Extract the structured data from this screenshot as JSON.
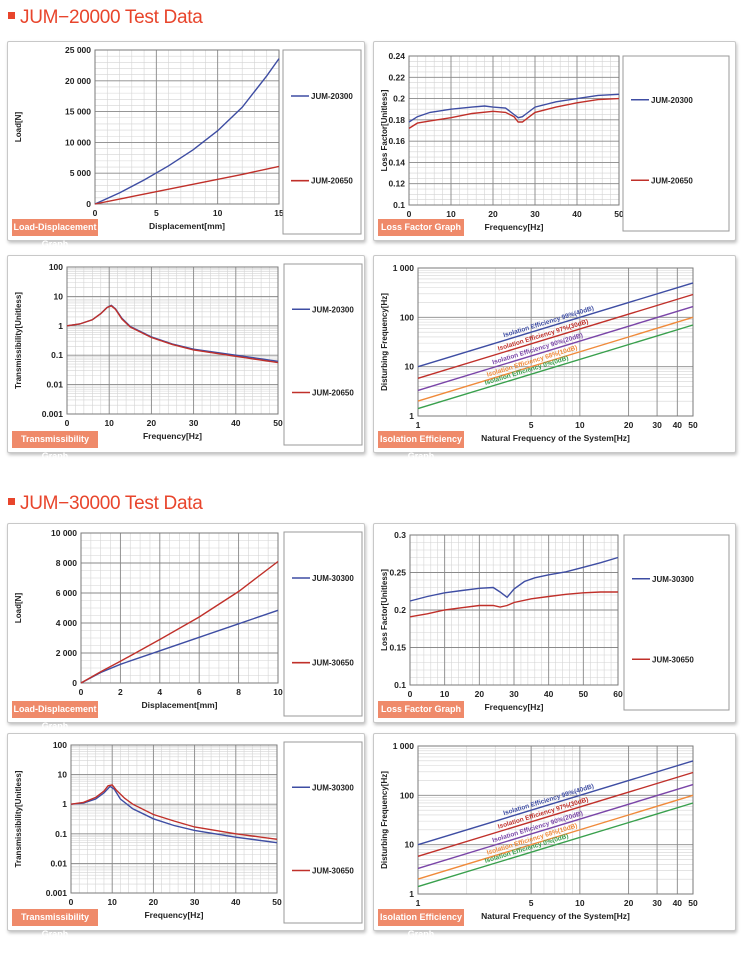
{
  "sections": [
    {
      "title": "JUM−20000 Test Data"
    },
    {
      "title": "JUM−30000 Test Data"
    }
  ],
  "colors": {
    "blue": "#3e4da3",
    "red": "#c0302a",
    "purple": "#7a45a8",
    "orange": "#f08a3a",
    "green": "#39a04d",
    "accent": "#e8452c",
    "tag": "#ef8a6a"
  },
  "chart_data": [
    {
      "id": "c1",
      "type": "line",
      "tag": "Load-Displacement Graph",
      "xscale": "linear",
      "yscale": "linear",
      "xlabel": "Displacement[mm]",
      "ylabel": "Load[N]",
      "xlim": [
        0,
        15
      ],
      "ylim": [
        0,
        25000
      ],
      "xticks": [
        0,
        5,
        10,
        15
      ],
      "xtick_labels": [
        "0",
        "5",
        "10",
        "15"
      ],
      "yticks": [
        0,
        5000,
        10000,
        15000,
        20000,
        25000
      ],
      "ytick_labels": [
        "0",
        "5 000",
        "10 000",
        "15 000",
        "20 000",
        "25 000"
      ],
      "minor_x": 1,
      "minor_y": 1000,
      "series": [
        {
          "name": "JUM-20300",
          "color": "#3e4da3",
          "x": [
            0,
            2,
            4,
            6,
            8,
            10,
            12,
            14,
            15
          ],
          "y": [
            0,
            1800,
            3900,
            6200,
            8800,
            11900,
            15700,
            20800,
            23600
          ]
        },
        {
          "name": "JUM-20650",
          "color": "#c0302a",
          "x": [
            0,
            3,
            6,
            9,
            12,
            15
          ],
          "y": [
            0,
            1200,
            2400,
            3600,
            4800,
            6100
          ]
        }
      ],
      "legend": [
        "JUM-20300",
        "JUM-20650"
      ]
    },
    {
      "id": "c2",
      "type": "line",
      "tag": "Loss Factor Graph",
      "xscale": "linear",
      "yscale": "linear",
      "xlabel": "Frequency[Hz]",
      "ylabel": "Loss Factor[Unitless]",
      "xlim": [
        0,
        50
      ],
      "ylim": [
        0.1,
        0.24
      ],
      "xticks": [
        0,
        10,
        20,
        30,
        40,
        50
      ],
      "xtick_labels": [
        "0",
        "10",
        "20",
        "30",
        "40",
        "50"
      ],
      "yticks": [
        0.1,
        0.12,
        0.14,
        0.16,
        0.18,
        0.2,
        0.22,
        0.24
      ],
      "ytick_labels": [
        "0.1",
        "0.12",
        "0.14",
        "0.16",
        "0.18",
        "0.2",
        "0.22",
        "0.24"
      ],
      "minor_x": 2,
      "minor_y": 0.005,
      "series": [
        {
          "name": "JUM-20300",
          "color": "#3e4da3",
          "x": [
            0,
            2,
            5,
            10,
            15,
            18,
            20,
            23,
            25,
            26,
            27,
            28,
            30,
            35,
            40,
            45,
            50
          ],
          "y": [
            0.178,
            0.183,
            0.187,
            0.19,
            0.192,
            0.193,
            0.192,
            0.191,
            0.185,
            0.182,
            0.183,
            0.186,
            0.192,
            0.197,
            0.2,
            0.203,
            0.204
          ]
        },
        {
          "name": "JUM-20650",
          "color": "#c0302a",
          "x": [
            0,
            2,
            5,
            10,
            15,
            20,
            23,
            25,
            26,
            27,
            28,
            30,
            35,
            40,
            45,
            50
          ],
          "y": [
            0.172,
            0.177,
            0.179,
            0.182,
            0.186,
            0.188,
            0.187,
            0.183,
            0.178,
            0.178,
            0.181,
            0.187,
            0.192,
            0.196,
            0.199,
            0.2
          ]
        }
      ],
      "legend": [
        "JUM-20300",
        "JUM-20650"
      ]
    },
    {
      "id": "c3",
      "type": "line",
      "tag": "Transmissibility Graph",
      "xscale": "linear",
      "yscale": "log",
      "xlabel": "Frequency[Hz]",
      "ylabel": "Transmissibility[Unitless]",
      "xlim": [
        0,
        50
      ],
      "ylim": [
        0.001,
        100
      ],
      "xticks": [
        0,
        10,
        20,
        30,
        40,
        50
      ],
      "xtick_labels": [
        "0",
        "10",
        "20",
        "30",
        "40",
        "50"
      ],
      "yticks": [
        0.001,
        0.01,
        0.1,
        1,
        10,
        100
      ],
      "ytick_labels": [
        "0.001",
        "0.01",
        "0.1",
        "1",
        "10",
        "100"
      ],
      "minor_x": 2,
      "series": [
        {
          "name": "JUM-20300",
          "color": "#3e4da3",
          "x": [
            0,
            3,
            6,
            8,
            9.5,
            10.5,
            11.5,
            13,
            15,
            20,
            25,
            30,
            40,
            50
          ],
          "y": [
            1,
            1.15,
            1.6,
            2.6,
            4.2,
            5.0,
            3.8,
            1.8,
            0.95,
            0.42,
            0.24,
            0.16,
            0.1,
            0.062
          ]
        },
        {
          "name": "JUM-20650",
          "color": "#c0302a",
          "x": [
            0,
            3,
            6,
            8,
            9.5,
            10.5,
            11.5,
            13,
            15,
            20,
            25,
            30,
            40,
            50
          ],
          "y": [
            1,
            1.15,
            1.6,
            2.6,
            4.2,
            4.8,
            3.6,
            1.7,
            0.9,
            0.4,
            0.23,
            0.15,
            0.092,
            0.056
          ]
        }
      ],
      "legend": [
        "JUM-20300",
        "JUM-20650"
      ]
    },
    {
      "id": "c4",
      "type": "line",
      "tag": "Isolation Efficiency Graph",
      "xscale": "log",
      "yscale": "log",
      "xlabel": "Natural Frequency of the System[Hz]",
      "ylabel": "Disturbing Frequency[Hz]",
      "xlim": [
        1,
        50
      ],
      "ylim": [
        1,
        1000
      ],
      "xticks": [
        1,
        5,
        10,
        20,
        30,
        40,
        50
      ],
      "xtick_labels": [
        "1",
        "5",
        "10",
        "20",
        "30",
        "40",
        "50"
      ],
      "yticks": [
        1,
        10,
        100,
        1000
      ],
      "ytick_labels": [
        "1",
        "10",
        "100",
        "1 000"
      ],
      "series": [
        {
          "name": "Isolation Efficiency 99%(40dB)",
          "color": "#3e4da3",
          "x": [
            1,
            50
          ],
          "y": [
            10,
            500
          ]
        },
        {
          "name": "Isolation Efficiency 97%(30dB)",
          "color": "#c0302a",
          "x": [
            1,
            50
          ],
          "y": [
            5.8,
            290
          ]
        },
        {
          "name": "Isolation Efficiency 90%(20dB)",
          "color": "#7a45a8",
          "x": [
            1,
            50
          ],
          "y": [
            3.3,
            165
          ]
        },
        {
          "name": "Isolation Efficiency 68%(10dB)",
          "color": "#f08a3a",
          "x": [
            1,
            50
          ],
          "y": [
            2.0,
            100
          ]
        },
        {
          "name": "Isolation Efficiency 0%(0dB)",
          "color": "#39a04d",
          "x": [
            1,
            50
          ],
          "y": [
            1.41,
            70
          ]
        }
      ]
    },
    {
      "id": "c5",
      "type": "line",
      "tag": "Load-Displacement Graph",
      "xscale": "linear",
      "yscale": "linear",
      "xlabel": "Displacement[mm]",
      "ylabel": "Load[N]",
      "xlim": [
        0,
        10
      ],
      "ylim": [
        0,
        10000
      ],
      "xticks": [
        0,
        2,
        4,
        6,
        8,
        10
      ],
      "xtick_labels": [
        "0",
        "2",
        "4",
        "6",
        "8",
        "10"
      ],
      "yticks": [
        0,
        2000,
        4000,
        6000,
        8000,
        10000
      ],
      "ytick_labels": [
        "0",
        "2 000",
        "4 000",
        "6 000",
        "8 000",
        "10 000"
      ],
      "minor_x": 0.5,
      "minor_y": 500,
      "series": [
        {
          "name": "JUM-30300",
          "color": "#3e4da3",
          "x": [
            0,
            1,
            2,
            4,
            6,
            8,
            10
          ],
          "y": [
            0,
            700,
            1250,
            2150,
            3050,
            3950,
            4850
          ]
        },
        {
          "name": "JUM-30650",
          "color": "#c0302a",
          "x": [
            0,
            1,
            2,
            4,
            6,
            8,
            10
          ],
          "y": [
            0,
            750,
            1450,
            2900,
            4400,
            6100,
            8100
          ]
        }
      ],
      "legend": [
        "JUM-30300",
        "JUM-30650"
      ]
    },
    {
      "id": "c6",
      "type": "line",
      "tag": "Loss Factor Graph",
      "xscale": "linear",
      "yscale": "linear",
      "xlabel": "Frequency[Hz]",
      "ylabel": "Loss Factor[Unitless]",
      "xlim": [
        0,
        60
      ],
      "ylim": [
        0.1,
        0.3
      ],
      "xticks": [
        0,
        10,
        20,
        30,
        40,
        50,
        60
      ],
      "xtick_labels": [
        "0",
        "10",
        "20",
        "30",
        "40",
        "50",
        "60"
      ],
      "yticks": [
        0.1,
        0.15,
        0.2,
        0.25,
        0.3
      ],
      "ytick_labels": [
        "0.1",
        "0.15",
        "0.2",
        "0.25",
        "0.3"
      ],
      "minor_x": 2,
      "minor_y": 0.01,
      "series": [
        {
          "name": "JUM-30300",
          "color": "#3e4da3",
          "x": [
            0,
            5,
            10,
            15,
            20,
            24,
            26,
            28,
            30,
            33,
            36,
            40,
            45,
            50,
            55,
            60
          ],
          "y": [
            0.212,
            0.218,
            0.223,
            0.226,
            0.229,
            0.23,
            0.224,
            0.217,
            0.228,
            0.238,
            0.243,
            0.247,
            0.251,
            0.257,
            0.263,
            0.27
          ]
        },
        {
          "name": "JUM-30650",
          "color": "#c0302a",
          "x": [
            0,
            5,
            10,
            15,
            20,
            24,
            26,
            28,
            30,
            35,
            40,
            45,
            50,
            55,
            60
          ],
          "y": [
            0.191,
            0.195,
            0.2,
            0.203,
            0.206,
            0.206,
            0.204,
            0.206,
            0.21,
            0.215,
            0.218,
            0.221,
            0.223,
            0.224,
            0.224
          ]
        }
      ],
      "legend": [
        "JUM-30300",
        "JUM-30650"
      ]
    },
    {
      "id": "c7",
      "type": "line",
      "tag": "Transmissibility Graph",
      "xscale": "linear",
      "yscale": "log",
      "xlabel": "Frequency[Hz]",
      "ylabel": "Transmissibility[Unitless]",
      "xlim": [
        0,
        50
      ],
      "ylim": [
        0.001,
        100
      ],
      "xticks": [
        0,
        10,
        20,
        30,
        40,
        50
      ],
      "xtick_labels": [
        "0",
        "10",
        "20",
        "30",
        "40",
        "50"
      ],
      "yticks": [
        0.001,
        0.01,
        0.1,
        1,
        10,
        100
      ],
      "ytick_labels": [
        "0.001",
        "0.01",
        "0.1",
        "1",
        "10",
        "100"
      ],
      "minor_x": 2,
      "series": [
        {
          "name": "JUM-30300",
          "color": "#3e4da3",
          "x": [
            0,
            3,
            6,
            8,
            9.5,
            10.5,
            12,
            15,
            20,
            25,
            30,
            40,
            50
          ],
          "y": [
            1,
            1.1,
            1.5,
            2.4,
            4.0,
            3.2,
            1.5,
            0.7,
            0.32,
            0.19,
            0.13,
            0.077,
            0.05
          ]
        },
        {
          "name": "JUM-30650",
          "color": "#c0302a",
          "x": [
            0,
            3,
            6,
            8,
            9,
            10,
            11,
            13,
            15,
            20,
            25,
            30,
            40,
            50
          ],
          "y": [
            1,
            1.15,
            1.7,
            2.8,
            4.2,
            4.5,
            3.0,
            1.6,
            1.0,
            0.45,
            0.27,
            0.17,
            0.1,
            0.065
          ]
        }
      ],
      "legend": [
        "JUM-30300",
        "JUM-30650"
      ]
    },
    {
      "id": "c8",
      "type": "line",
      "tag": "Isolation Efficiency Graph",
      "xscale": "log",
      "yscale": "log",
      "xlabel": "Natural Frequency of the System[Hz]",
      "ylabel": "Disturbing Frequency[Hz]",
      "xlim": [
        1,
        50
      ],
      "ylim": [
        1,
        1000
      ],
      "xticks": [
        1,
        5,
        10,
        20,
        30,
        40,
        50
      ],
      "xtick_labels": [
        "1",
        "5",
        "10",
        "20",
        "30",
        "40",
        "50"
      ],
      "yticks": [
        1,
        10,
        100,
        1000
      ],
      "ytick_labels": [
        "1",
        "10",
        "100",
        "1 000"
      ],
      "series": [
        {
          "name": "Isolation Efficiency 99%(40dB)",
          "color": "#3e4da3",
          "x": [
            1,
            50
          ],
          "y": [
            10,
            500
          ]
        },
        {
          "name": "Isolation Efficiency 97%(30dB)",
          "color": "#c0302a",
          "x": [
            1,
            50
          ],
          "y": [
            5.8,
            290
          ]
        },
        {
          "name": "Isolation Efficiency 90%(20dB)",
          "color": "#7a45a8",
          "x": [
            1,
            50
          ],
          "y": [
            3.3,
            165
          ]
        },
        {
          "name": "Isolation Efficiency 68%(10dB)",
          "color": "#f08a3a",
          "x": [
            1,
            50
          ],
          "y": [
            2.0,
            100
          ]
        },
        {
          "name": "Isolation Efficiency 0%(0dB)",
          "color": "#39a04d",
          "x": [
            1,
            50
          ],
          "y": [
            1.41,
            70
          ]
        }
      ]
    }
  ]
}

Given instruction ▸
Count each line of the data where the word "Test" appears, then reply with the total only.

Final result ▸
2